PROBLEM TO SOLVE:
Write the material out again, line by line, exactly as it is.

TASK INPUTS:
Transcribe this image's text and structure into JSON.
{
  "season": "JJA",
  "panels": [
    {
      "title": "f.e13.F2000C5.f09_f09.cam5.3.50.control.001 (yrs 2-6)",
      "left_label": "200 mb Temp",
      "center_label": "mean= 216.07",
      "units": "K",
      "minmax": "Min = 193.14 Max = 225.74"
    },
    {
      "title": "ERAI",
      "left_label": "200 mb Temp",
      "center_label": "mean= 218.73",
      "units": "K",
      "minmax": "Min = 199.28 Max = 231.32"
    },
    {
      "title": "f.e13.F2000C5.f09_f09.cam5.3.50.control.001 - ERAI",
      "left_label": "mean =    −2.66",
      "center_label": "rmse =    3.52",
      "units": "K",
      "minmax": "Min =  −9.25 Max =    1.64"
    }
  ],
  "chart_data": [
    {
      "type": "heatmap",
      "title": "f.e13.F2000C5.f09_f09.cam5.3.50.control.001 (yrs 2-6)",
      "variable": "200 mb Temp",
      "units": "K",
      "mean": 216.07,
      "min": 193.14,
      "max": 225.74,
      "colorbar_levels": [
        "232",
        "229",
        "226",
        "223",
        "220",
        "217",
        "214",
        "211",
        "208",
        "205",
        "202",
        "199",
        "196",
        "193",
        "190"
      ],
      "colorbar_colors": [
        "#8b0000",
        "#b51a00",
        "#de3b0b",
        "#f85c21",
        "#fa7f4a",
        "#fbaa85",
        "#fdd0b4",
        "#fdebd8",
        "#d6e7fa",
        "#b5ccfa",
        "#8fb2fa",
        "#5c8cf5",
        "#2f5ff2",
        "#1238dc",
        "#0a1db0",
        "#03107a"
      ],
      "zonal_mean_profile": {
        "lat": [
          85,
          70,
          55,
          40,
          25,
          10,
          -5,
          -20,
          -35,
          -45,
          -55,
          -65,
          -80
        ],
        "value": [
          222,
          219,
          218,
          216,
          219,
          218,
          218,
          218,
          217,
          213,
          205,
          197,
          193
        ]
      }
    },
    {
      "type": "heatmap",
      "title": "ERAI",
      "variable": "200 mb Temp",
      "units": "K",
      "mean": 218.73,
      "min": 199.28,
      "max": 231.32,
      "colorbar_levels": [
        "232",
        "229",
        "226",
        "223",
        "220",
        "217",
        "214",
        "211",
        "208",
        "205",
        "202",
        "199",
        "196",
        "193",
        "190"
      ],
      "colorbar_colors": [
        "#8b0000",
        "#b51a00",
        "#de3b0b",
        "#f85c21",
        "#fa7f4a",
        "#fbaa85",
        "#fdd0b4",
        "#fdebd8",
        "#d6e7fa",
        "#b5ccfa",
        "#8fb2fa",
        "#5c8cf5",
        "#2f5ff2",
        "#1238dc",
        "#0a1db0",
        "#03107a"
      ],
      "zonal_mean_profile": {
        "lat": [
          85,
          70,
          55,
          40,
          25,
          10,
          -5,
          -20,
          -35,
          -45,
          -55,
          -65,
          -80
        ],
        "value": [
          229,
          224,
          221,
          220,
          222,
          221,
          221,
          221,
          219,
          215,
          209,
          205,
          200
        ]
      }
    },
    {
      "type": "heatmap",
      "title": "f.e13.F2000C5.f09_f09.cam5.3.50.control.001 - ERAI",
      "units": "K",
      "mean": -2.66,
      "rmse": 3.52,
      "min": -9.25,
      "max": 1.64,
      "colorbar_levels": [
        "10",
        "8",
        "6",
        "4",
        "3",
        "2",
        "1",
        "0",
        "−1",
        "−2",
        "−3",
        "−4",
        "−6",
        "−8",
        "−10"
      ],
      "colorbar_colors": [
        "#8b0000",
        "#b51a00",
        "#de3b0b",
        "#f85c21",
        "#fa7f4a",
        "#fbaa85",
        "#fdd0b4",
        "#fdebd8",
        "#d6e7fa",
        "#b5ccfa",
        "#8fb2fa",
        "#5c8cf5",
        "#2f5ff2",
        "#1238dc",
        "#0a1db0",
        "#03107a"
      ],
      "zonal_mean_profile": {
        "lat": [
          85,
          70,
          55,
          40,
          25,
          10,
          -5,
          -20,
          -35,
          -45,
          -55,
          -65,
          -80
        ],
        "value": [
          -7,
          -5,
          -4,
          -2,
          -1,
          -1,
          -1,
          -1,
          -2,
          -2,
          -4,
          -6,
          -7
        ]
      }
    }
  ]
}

SOLUTION FOR THIS PROBLEM:
Transcribe this image's text and structure into JSON.
{
  "season": "JJA",
  "panels": [
    {
      "title": "f.e13.F2000C5.f09_f09.cam5.3.50.control.001 (yrs 2-6)",
      "left_label": "200 mb Temp",
      "center_label": "mean= 216.07",
      "units": "K",
      "minmax": "Min = 193.14 Max = 225.74"
    },
    {
      "title": "ERAI",
      "left_label": "200 mb Temp",
      "center_label": "mean= 218.73",
      "units": "K",
      "minmax": "Min = 199.28 Max = 231.32"
    },
    {
      "title": "f.e13.F2000C5.f09_f09.cam5.3.50.control.001 - ERAI",
      "left_label": "mean =    −2.66",
      "center_label": "rmse =    3.52",
      "units": "K",
      "minmax": "Min =  −9.25 Max =    1.64"
    }
  ],
  "chart_data": [
    {
      "type": "heatmap",
      "title": "f.e13.F2000C5.f09_f09.cam5.3.50.control.001 (yrs 2-6)",
      "variable": "200 mb Temp",
      "units": "K",
      "mean": 216.07,
      "min": 193.14,
      "max": 225.74,
      "colorbar_levels": [
        "232",
        "229",
        "226",
        "223",
        "220",
        "217",
        "214",
        "211",
        "208",
        "205",
        "202",
        "199",
        "196",
        "193",
        "190"
      ],
      "colorbar_colors": [
        "#8b0000",
        "#b51a00",
        "#de3b0b",
        "#f85c21",
        "#fa7f4a",
        "#fbaa85",
        "#fdd0b4",
        "#fdebd8",
        "#d6e7fa",
        "#b5ccfa",
        "#8fb2fa",
        "#5c8cf5",
        "#2f5ff2",
        "#1238dc",
        "#0a1db0",
        "#03107a"
      ],
      "zonal_mean_profile": {
        "lat": [
          85,
          70,
          55,
          40,
          25,
          10,
          -5,
          -20,
          -35,
          -45,
          -55,
          -65,
          -80
        ],
        "value": [
          222,
          219,
          218,
          216,
          219,
          218,
          218,
          218,
          217,
          213,
          205,
          197,
          193
        ]
      }
    },
    {
      "type": "heatmap",
      "title": "ERAI",
      "variable": "200 mb Temp",
      "units": "K",
      "mean": 218.73,
      "min": 199.28,
      "max": 231.32,
      "colorbar_levels": [
        "232",
        "229",
        "226",
        "223",
        "220",
        "217",
        "214",
        "211",
        "208",
        "205",
        "202",
        "199",
        "196",
        "193",
        "190"
      ],
      "colorbar_colors": [
        "#8b0000",
        "#b51a00",
        "#de3b0b",
        "#f85c21",
        "#fa7f4a",
        "#fbaa85",
        "#fdd0b4",
        "#fdebd8",
        "#d6e7fa",
        "#b5ccfa",
        "#8fb2fa",
        "#5c8cf5",
        "#2f5ff2",
        "#1238dc",
        "#0a1db0",
        "#03107a"
      ],
      "zonal_mean_profile": {
        "lat": [
          85,
          70,
          55,
          40,
          25,
          10,
          -5,
          -20,
          -35,
          -45,
          -55,
          -65,
          -80
        ],
        "value": [
          229,
          224,
          221,
          220,
          222,
          221,
          221,
          221,
          219,
          215,
          209,
          205,
          200
        ]
      }
    },
    {
      "type": "heatmap",
      "title": "f.e13.F2000C5.f09_f09.cam5.3.50.control.001 - ERAI",
      "units": "K",
      "mean": -2.66,
      "rmse": 3.52,
      "min": -9.25,
      "max": 1.64,
      "colorbar_levels": [
        "10",
        "8",
        "6",
        "4",
        "3",
        "2",
        "1",
        "0",
        "−1",
        "−2",
        "−3",
        "−4",
        "−6",
        "−8",
        "−10"
      ],
      "colorbar_colors": [
        "#8b0000",
        "#b51a00",
        "#de3b0b",
        "#f85c21",
        "#fa7f4a",
        "#fbaa85",
        "#fdd0b4",
        "#fdebd8",
        "#d6e7fa",
        "#b5ccfa",
        "#8fb2fa",
        "#5c8cf5",
        "#2f5ff2",
        "#1238dc",
        "#0a1db0",
        "#03107a"
      ],
      "zonal_mean_profile": {
        "lat": [
          85,
          70,
          55,
          40,
          25,
          10,
          -5,
          -20,
          -35,
          -45,
          -55,
          -65,
          -80
        ],
        "value": [
          -7,
          -5,
          -4,
          -2,
          -1,
          -1,
          -1,
          -1,
          -2,
          -2,
          -4,
          -6,
          -7
        ]
      }
    }
  ]
}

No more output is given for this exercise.